====== LISTED ENTRIES ======
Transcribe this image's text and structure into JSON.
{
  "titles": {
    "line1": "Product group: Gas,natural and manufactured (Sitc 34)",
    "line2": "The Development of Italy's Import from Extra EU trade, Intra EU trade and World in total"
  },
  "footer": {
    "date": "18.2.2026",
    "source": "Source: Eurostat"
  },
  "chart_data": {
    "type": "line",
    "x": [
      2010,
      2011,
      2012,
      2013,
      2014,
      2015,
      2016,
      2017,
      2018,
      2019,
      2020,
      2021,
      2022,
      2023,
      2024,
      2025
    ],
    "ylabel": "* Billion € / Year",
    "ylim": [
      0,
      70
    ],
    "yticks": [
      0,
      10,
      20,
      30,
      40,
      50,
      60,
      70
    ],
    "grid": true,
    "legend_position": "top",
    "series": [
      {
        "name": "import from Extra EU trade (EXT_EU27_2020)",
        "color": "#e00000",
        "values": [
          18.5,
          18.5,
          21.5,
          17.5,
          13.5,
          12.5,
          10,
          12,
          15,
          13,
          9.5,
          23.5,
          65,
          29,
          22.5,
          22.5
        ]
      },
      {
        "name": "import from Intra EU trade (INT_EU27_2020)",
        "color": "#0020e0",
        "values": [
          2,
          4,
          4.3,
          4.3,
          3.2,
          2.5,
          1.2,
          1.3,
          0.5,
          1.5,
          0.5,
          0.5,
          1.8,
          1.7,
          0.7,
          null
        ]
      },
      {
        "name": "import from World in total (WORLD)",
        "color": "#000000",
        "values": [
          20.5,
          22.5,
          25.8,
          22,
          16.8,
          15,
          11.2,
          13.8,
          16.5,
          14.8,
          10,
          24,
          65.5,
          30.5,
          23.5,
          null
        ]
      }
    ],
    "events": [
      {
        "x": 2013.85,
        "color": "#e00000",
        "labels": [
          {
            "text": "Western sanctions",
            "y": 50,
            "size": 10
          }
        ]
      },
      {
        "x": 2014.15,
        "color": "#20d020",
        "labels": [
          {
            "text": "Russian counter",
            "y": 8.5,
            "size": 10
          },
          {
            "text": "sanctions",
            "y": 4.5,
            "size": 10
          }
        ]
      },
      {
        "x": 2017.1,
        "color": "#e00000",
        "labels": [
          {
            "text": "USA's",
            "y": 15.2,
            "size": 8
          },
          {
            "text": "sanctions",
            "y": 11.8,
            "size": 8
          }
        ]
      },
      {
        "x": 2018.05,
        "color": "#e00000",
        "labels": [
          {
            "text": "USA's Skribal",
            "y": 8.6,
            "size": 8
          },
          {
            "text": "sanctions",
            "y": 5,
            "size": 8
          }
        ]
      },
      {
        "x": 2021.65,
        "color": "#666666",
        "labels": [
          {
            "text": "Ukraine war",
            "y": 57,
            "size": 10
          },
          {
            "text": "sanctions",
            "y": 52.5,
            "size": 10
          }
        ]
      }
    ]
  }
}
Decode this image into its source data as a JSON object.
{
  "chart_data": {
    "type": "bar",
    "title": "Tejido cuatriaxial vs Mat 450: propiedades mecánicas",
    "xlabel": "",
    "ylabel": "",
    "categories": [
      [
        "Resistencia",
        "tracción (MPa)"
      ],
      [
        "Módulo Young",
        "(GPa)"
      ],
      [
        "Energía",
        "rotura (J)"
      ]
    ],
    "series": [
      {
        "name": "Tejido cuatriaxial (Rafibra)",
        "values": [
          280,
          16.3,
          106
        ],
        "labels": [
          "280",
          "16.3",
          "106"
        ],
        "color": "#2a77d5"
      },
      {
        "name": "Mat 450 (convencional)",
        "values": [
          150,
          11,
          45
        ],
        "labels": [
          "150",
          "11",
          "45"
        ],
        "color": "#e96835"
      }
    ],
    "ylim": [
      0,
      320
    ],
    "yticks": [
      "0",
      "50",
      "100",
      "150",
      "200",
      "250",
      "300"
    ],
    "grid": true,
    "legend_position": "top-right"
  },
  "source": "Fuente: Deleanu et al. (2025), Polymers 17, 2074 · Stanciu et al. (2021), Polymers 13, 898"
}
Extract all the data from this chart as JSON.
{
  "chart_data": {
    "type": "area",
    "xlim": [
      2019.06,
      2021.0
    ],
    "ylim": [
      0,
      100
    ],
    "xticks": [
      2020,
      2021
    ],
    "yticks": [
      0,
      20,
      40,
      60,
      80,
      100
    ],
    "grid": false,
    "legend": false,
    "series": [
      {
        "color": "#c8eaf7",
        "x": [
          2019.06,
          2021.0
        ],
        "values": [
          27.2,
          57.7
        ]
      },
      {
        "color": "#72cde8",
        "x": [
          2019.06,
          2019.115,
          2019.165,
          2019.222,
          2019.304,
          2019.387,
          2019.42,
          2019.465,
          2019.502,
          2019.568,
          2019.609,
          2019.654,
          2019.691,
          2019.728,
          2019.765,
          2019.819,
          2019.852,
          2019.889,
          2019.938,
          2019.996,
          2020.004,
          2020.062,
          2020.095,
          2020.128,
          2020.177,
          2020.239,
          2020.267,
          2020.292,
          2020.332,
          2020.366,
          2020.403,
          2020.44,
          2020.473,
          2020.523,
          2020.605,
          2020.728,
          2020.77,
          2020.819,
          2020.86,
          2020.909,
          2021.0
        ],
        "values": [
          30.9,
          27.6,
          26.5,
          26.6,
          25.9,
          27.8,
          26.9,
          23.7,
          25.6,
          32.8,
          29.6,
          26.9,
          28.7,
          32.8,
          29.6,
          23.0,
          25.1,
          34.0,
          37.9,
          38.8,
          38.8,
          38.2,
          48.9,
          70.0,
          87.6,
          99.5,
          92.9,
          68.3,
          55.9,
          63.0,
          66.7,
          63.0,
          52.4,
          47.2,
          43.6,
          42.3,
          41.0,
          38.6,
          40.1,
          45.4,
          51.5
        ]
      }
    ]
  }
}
======
WORK REQUIRED
Write out every entry verbatim.

ANSWER TO THE TASK
Transcribe this image's text and structure into JSON.
{
  "titles": {
    "line1": "Product group: Gas,natural and manufactured (Sitc 34)",
    "line2": "The Development of Italy's Import from Extra EU trade, Intra EU trade and World in total"
  },
  "footer": {
    "date": "18.2.2026",
    "source": "Source: Eurostat"
  },
  "chart_data": {
    "type": "line",
    "x": [
      2010,
      2011,
      2012,
      2013,
      2014,
      2015,
      2016,
      2017,
      2018,
      2019,
      2020,
      2021,
      2022,
      2023,
      2024,
      2025
    ],
    "ylabel": "* Billion € / Year",
    "ylim": [
      0,
      70
    ],
    "yticks": [
      0,
      10,
      20,
      30,
      40,
      50,
      60,
      70
    ],
    "grid": true,
    "legend_position": "top",
    "series": [
      {
        "name": "import from Extra EU trade (EXT_EU27_2020)",
        "color": "#e00000",
        "values": [
          18.5,
          18.5,
          21.5,
          17.5,
          13.5,
          12.5,
          10,
          12,
          15,
          13,
          9.5,
          23.5,
          65,
          29,
          22.5,
          22.5
        ]
      },
      {
        "name": "import from Intra EU trade (INT_EU27_2020)",
        "color": "#0020e0",
        "values": [
          2,
          4,
          4.3,
          4.3,
          3.2,
          2.5,
          1.2,
          1.3,
          0.5,
          1.5,
          0.5,
          0.5,
          1.8,
          1.7,
          0.7,
          null
        ]
      },
      {
        "name": "import from World in total (WORLD)",
        "color": "#000000",
        "values": [
          20.5,
          22.5,
          25.8,
          22,
          16.8,
          15,
          11.2,
          13.8,
          16.5,
          14.8,
          10,
          24,
          65.5,
          30.5,
          23.5,
          null
        ]
      }
    ],
    "events": [
      {
        "x": 2013.85,
        "color": "#e00000",
        "labels": [
          {
            "text": "Western sanctions",
            "y": 50,
            "size": 10
          }
        ]
      },
      {
        "x": 2014.15,
        "color": "#20d020",
        "labels": [
          {
            "text": "Russian counter",
            "y": 8.5,
            "size": 10
          },
          {
            "text": "sanctions",
            "y": 4.5,
            "size": 10
          }
        ]
      },
      {
        "x": 2017.1,
        "color": "#e00000",
        "labels": [
          {
            "text": "USA's",
            "y": 15.2,
            "size": 8
          },
          {
            "text": "sanctions",
            "y": 11.8,
            "size": 8
          }
        ]
      },
      {
        "x": 2018.05,
        "color": "#e00000",
        "labels": [
          {
            "text": "USA's Skribal",
            "y": 8.6,
            "size": 8
          },
          {
            "text": "sanctions",
            "y": 5,
            "size": 8
          }
        ]
      },
      {
        "x": 2021.65,
        "color": "#666666",
        "labels": [
          {
            "text": "Ukraine war",
            "y": 57,
            "size": 10
          },
          {
            "text": "sanctions",
            "y": 52.5,
            "size": 10
          }
        ]
      }
    ]
  }
}
Decode this image into its source data as a JSON object.
{
  "chart_data": {
    "type": "bar",
    "title": "Tejido cuatriaxial vs Mat 450: propiedades mecánicas",
    "xlabel": "",
    "ylabel": "",
    "categories": [
      [
        "Resistencia",
        "tracción (MPa)"
      ],
      [
        "Módulo Young",
        "(GPa)"
      ],
      [
        "Energía",
        "rotura (J)"
      ]
    ],
    "series": [
      {
        "name": "Tejido cuatriaxial (Rafibra)",
        "values": [
          280,
          16.3,
          106
        ],
        "labels": [
          "280",
          "16.3",
          "106"
        ],
        "color": "#2a77d5"
      },
      {
        "name": "Mat 450 (convencional)",
        "values": [
          150,
          11,
          45
        ],
        "labels": [
          "150",
          "11",
          "45"
        ],
        "color": "#e96835"
      }
    ],
    "ylim": [
      0,
      320
    ],
    "yticks": [
      "0",
      "50",
      "100",
      "150",
      "200",
      "250",
      "300"
    ],
    "grid": true,
    "legend_position": "top-right"
  },
  "source": "Fuente: Deleanu et al. (2025), Polymers 17, 2074 · Stanciu et al. (2021), Polymers 13, 898"
}
Extract all the data from this chart as JSON.
{
  "chart_data": {
    "type": "area",
    "xlim": [
      2019.06,
      2021.0
    ],
    "ylim": [
      0,
      100
    ],
    "xticks": [
      2020,
      2021
    ],
    "yticks": [
      0,
      20,
      40,
      60,
      80,
      100
    ],
    "grid": false,
    "legend": false,
    "series": [
      {
        "color": "#c8eaf7",
        "x": [
          2019.06,
          2021.0
        ],
        "values": [
          27.2,
          57.7
        ]
      },
      {
        "color": "#72cde8",
        "x": [
          2019.06,
          2019.115,
          2019.165,
          2019.222,
          2019.304,
          2019.387,
          2019.42,
          2019.465,
          2019.502,
          2019.568,
          2019.609,
          2019.654,
          2019.691,
          2019.728,
          2019.765,
          2019.819,
          2019.852,
          2019.889,
          2019.938,
          2019.996,
          2020.004,
          2020.062,
          2020.095,
          2020.128,
          2020.177,
          2020.239,
          2020.267,
          2020.292,
          2020.332,
          2020.366,
          2020.403,
          2020.44,
          2020.473,
          2020.523,
          2020.605,
          2020.728,
          2020.77,
          2020.819,
          2020.86,
          2020.909,
          2021.0
        ],
        "values": [
          30.9,
          27.6,
          26.5,
          26.6,
          25.9,
          27.8,
          26.9,
          23.7,
          25.6,
          32.8,
          29.6,
          26.9,
          28.7,
          32.8,
          29.6,
          23.0,
          25.1,
          34.0,
          37.9,
          38.8,
          38.8,
          38.2,
          48.9,
          70.0,
          87.6,
          99.5,
          92.9,
          68.3,
          55.9,
          63.0,
          66.7,
          63.0,
          52.4,
          47.2,
          43.6,
          42.3,
          41.0,
          38.6,
          40.1,
          45.4,
          51.5
        ]
      }
    ]
  }
}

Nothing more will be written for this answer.